1) This isn't a bug with our software. They don't need to worry about the security of their data or anything else like that.
2) There's no point in getting mad at us. Sure we chose our hosting provider, but we're just as upset about the downtime as the customer is.
3) This problem is affecting other websites as well. People seem to be better at handling stress if they think everyone else is stressed out too.
4) There's a team of professionals working on the problem. My customers know I run a small company, and they seem to appreciate knowing that a much larger company handles the hosting.
>"2) There's no point in getting mad at us. Sure we chose our hosting provider, but we're just as upset about the downtime as the customer is."
And they're losing just as much business because /their/ site/service is now broken too. That is plenty of reason to get mad at you guys, since to them, /you are the total solution/.
>"3) This problem is affecting other websites as well. People seem to be better at handling stress if they think everyone else is stressed out too."
Maybe, but then I'd just say "wow, so you have really bad planning and expect that this stuff is all very reliable then, no?" The internet goes down. Power goes out. Expect it and build around it.
>"4) There's a team of professionals working on the problem. My customers know I run a small company, and they seem to appreciate knowing that a much larger company handles the hosting."
Yes, because I fully expect IBM to resolve my issue faster than a mom-and-pop store. If anything, that would make me /more/ anxious. Ever had to call Level3, Cogent, or ATT for a null route? It takes us ~1 minute and them at least 20, sometimes much longer.
Here's a related anecdote: it's common for potential customers to ask me about security before signing up. I used to actually answer them by explaining the details of our security practices, but no one understood what I was talking about. Now I tell people that the site is hosted on Amazon's servers so we can take advantage of the infrastructure they've built. Obviously this is a non-answer, but it makes people feel a lot better. They knew they wouldn't be able to evaluate our security anyway, they just wanted some sign that they can trust us (and they already trusted us because we're the only company that picks up the phone when they call).
So I guess what I'm saying is that when you're dealing with technology, it's good to be rational. When you're dealing with people, emotions are what matter.
 Just so you know, one other thing that I would say during the downtimes was that we were in the process of switching from Rackspace to Amazon precisely because of these problems. We weren't just sitting around accepting them. Since making the switch, the service has been rock solid, so customers know we meant what we said.
Rational clients understand they are not hiring demigods or living in some uptime utopia. However, they expect their service providers to adhere to best practices and make logical decisions.

Requests -
(1) Answer these questions about the hosting downtime discussion:
(a) Which hosting provider was the company leaving, and which one was it moving to?
(b) How long does a null route take the replier's team, compared with the large carriers?
(c) What does the writer now tell potential customers who ask about security?
(2) Render this sentence from the hosting downtime discussion in Spanish: "When you're dealing with people, emotions are what matter."
(3) Take the hosting downtime discussion further, beginning after its final sentence.
The items that follow are separate material and are not part of the downtime discussion.

Dataset content -
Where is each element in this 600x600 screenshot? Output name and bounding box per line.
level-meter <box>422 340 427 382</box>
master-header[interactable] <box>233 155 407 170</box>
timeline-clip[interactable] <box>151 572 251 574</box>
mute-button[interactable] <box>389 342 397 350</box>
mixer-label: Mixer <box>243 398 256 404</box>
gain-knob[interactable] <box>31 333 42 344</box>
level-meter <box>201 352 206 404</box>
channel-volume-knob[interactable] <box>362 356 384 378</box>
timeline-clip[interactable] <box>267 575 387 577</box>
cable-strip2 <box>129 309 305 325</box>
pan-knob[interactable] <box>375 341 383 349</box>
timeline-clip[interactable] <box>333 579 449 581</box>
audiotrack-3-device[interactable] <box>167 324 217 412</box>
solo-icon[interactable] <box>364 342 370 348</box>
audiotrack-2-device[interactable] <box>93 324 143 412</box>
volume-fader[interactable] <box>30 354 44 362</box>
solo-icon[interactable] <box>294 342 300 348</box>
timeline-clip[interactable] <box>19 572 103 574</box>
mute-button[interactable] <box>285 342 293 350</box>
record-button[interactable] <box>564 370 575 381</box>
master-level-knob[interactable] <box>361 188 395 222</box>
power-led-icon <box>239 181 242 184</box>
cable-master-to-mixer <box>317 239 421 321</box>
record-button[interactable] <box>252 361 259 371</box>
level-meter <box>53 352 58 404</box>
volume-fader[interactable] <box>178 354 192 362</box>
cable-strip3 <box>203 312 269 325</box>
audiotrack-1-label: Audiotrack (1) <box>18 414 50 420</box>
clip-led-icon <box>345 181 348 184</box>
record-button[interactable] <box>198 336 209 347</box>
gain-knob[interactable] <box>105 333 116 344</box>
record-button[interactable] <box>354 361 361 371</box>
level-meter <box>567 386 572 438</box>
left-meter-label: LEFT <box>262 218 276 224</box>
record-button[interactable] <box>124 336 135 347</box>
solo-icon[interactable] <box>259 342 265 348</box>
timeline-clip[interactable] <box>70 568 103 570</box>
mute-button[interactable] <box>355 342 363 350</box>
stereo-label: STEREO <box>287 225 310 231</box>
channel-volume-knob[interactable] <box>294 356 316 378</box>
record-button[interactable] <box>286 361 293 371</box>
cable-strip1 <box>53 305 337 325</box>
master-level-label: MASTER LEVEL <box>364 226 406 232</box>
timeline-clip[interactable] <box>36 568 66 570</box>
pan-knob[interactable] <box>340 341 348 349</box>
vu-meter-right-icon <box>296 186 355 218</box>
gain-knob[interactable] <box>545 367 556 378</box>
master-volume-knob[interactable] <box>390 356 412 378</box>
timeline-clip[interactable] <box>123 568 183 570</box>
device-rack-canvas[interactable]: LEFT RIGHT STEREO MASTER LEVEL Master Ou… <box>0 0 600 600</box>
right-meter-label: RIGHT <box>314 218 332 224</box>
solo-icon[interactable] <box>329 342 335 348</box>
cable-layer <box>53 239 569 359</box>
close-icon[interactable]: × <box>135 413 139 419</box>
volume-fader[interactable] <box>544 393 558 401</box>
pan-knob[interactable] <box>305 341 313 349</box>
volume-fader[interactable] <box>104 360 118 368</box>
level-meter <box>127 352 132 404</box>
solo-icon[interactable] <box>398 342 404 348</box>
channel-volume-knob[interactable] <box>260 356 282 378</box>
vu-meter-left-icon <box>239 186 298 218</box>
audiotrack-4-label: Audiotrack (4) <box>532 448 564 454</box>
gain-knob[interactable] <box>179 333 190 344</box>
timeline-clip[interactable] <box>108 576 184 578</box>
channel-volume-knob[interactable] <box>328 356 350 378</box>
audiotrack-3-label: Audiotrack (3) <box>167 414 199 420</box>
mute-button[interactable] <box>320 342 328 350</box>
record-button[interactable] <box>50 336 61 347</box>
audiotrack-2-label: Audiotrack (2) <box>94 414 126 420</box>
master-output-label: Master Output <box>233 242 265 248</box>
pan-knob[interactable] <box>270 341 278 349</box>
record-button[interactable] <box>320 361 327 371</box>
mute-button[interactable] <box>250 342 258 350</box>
==
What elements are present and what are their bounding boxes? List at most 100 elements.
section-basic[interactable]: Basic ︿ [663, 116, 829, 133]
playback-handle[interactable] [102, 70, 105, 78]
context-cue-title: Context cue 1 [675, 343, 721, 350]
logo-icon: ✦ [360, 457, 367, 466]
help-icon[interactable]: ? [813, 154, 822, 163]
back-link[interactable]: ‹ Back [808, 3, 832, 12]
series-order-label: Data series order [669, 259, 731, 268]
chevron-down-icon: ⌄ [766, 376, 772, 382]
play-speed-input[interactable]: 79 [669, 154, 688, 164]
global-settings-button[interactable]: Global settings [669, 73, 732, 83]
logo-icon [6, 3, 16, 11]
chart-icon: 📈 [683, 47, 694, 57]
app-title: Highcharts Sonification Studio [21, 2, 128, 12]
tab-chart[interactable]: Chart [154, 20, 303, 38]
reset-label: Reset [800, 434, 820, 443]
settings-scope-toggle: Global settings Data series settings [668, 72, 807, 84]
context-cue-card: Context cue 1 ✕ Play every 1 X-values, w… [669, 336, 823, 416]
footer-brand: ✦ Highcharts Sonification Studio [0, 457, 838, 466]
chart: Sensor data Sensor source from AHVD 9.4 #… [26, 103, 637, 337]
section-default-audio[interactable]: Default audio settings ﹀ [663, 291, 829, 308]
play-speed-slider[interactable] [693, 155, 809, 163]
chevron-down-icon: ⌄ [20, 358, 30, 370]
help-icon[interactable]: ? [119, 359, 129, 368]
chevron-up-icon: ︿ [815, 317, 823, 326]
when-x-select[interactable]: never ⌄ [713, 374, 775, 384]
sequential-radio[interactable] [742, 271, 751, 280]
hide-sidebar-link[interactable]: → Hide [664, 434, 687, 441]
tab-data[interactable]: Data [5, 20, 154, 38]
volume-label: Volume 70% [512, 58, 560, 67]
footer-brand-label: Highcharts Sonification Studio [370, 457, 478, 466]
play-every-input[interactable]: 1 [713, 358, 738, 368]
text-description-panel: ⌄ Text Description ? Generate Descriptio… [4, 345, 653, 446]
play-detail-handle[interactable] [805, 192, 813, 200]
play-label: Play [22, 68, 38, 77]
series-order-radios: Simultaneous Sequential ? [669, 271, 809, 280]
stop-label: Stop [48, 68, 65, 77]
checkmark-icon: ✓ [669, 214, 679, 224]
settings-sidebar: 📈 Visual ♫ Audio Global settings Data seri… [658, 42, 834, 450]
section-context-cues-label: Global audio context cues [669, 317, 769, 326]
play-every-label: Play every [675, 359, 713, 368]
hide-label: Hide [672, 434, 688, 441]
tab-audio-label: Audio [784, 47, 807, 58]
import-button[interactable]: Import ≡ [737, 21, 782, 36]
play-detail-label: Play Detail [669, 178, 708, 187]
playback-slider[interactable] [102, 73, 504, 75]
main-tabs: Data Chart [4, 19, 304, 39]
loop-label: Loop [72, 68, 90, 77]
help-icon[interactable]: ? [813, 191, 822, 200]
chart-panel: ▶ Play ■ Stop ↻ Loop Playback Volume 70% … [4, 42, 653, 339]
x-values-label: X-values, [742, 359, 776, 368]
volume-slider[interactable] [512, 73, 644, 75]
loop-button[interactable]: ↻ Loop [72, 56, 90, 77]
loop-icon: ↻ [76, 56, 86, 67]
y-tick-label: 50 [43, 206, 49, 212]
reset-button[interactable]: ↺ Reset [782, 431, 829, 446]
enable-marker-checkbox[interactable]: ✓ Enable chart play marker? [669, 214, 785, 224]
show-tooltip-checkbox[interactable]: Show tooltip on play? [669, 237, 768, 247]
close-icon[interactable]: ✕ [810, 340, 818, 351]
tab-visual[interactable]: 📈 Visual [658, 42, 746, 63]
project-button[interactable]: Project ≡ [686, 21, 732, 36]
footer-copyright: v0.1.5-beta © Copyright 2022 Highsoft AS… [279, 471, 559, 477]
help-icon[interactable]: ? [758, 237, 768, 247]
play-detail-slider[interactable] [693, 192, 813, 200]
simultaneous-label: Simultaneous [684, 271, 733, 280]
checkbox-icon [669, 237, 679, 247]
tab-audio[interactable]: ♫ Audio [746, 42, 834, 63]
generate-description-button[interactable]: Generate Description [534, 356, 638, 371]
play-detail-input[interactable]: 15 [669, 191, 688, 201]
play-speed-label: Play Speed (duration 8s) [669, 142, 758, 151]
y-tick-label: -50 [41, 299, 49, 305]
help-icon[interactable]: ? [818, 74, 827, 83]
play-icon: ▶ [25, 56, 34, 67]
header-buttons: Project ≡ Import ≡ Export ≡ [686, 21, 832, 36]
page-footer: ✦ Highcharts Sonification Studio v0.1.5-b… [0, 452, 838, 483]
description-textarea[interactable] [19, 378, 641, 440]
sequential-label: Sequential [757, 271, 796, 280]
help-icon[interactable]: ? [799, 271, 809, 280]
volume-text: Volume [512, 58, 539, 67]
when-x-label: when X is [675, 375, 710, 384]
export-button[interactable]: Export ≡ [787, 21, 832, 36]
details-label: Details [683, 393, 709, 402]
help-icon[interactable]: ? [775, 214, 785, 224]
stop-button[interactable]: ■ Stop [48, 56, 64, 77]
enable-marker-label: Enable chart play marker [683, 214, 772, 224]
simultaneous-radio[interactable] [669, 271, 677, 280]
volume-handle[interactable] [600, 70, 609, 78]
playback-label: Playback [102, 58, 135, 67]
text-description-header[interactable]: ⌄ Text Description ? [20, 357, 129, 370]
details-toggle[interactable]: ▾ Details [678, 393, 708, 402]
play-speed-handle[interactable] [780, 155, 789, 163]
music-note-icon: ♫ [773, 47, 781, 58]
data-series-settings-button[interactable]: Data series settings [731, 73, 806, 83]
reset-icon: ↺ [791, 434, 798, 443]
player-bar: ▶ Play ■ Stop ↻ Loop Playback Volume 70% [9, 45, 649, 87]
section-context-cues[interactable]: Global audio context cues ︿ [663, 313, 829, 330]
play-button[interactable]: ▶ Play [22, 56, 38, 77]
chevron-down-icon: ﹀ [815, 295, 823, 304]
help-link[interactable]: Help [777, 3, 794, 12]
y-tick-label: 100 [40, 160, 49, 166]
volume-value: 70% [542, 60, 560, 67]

Task-by-task results -
(1)
(a) It was leaving Rackspace and moving to Amazon.
(b) About one minute for the replier's team, and at least 20 minutes for the carriers, sometimes much longer.
(c) That the site is hosted on Amazon's servers, so the company can take advantage of the infrastructure Amazon has built.

(2) Cuando se trata de personas, lo que importa son las emociones.

(3)
In this case it's Heroku, in another setting it might be a NetApp filer. Both are reasonable solutions in their appropriate environment, yet both may fail. There's a significant difference between downtime caused by the failure of a reasonably trusted solution as opposed to that due to design flaws, bleeding edge prototyping and flat out bad decisions. The former wouldn't undermine my faith in a service provider, while the latter certainly might.
For a software bug tracking app, I can see why you'd want this. For a store that sells something like cloth diapers, I think it would be confusing (at absolute best) and certainly not any kind of improvement for either Heroku's customer or their customer's customer.
My primary point was that since it can matter, the information should be presented. An underlying assumption being that it can't hurt, but could help.
However, you brought up a point I hadn't fully considered : namely that this information could be directly confusing to some users and by extension undermine their faith in their service provider.
That said, I think the sample error message in the OP is sufficiently clear for the broad spectrum of users. Therefore, I believe presenting users with that message, or something similar, would do more good than harm.
Heroku is generally regarded as a reliable hosting solution. If it was a bargain basement alternative that was expected to fail randomly, then this would in fact be "clownshoes" downtime.
Building in full redundancy behind Heroku is possible, but non-trivial. They are after all being paid to provide a reasonably fault tolerant solution.
Therefore, while not literally unavoidable, it may not make good business sense for a venture to incur the additional expenses associated with implementing full redundancy. Most of their clients probably understand that downtime happens and will be perfectly content as long as every reasonable effort was made to keep the system online.
edited to add : Communication is key. Business relationships typically don't crumble due to aberrations like this (power outage, hosting provider going down, etc.). However, they do crumble if communication either doesn't occur, or the wrong information is conveyed. That is the crux of this discussion.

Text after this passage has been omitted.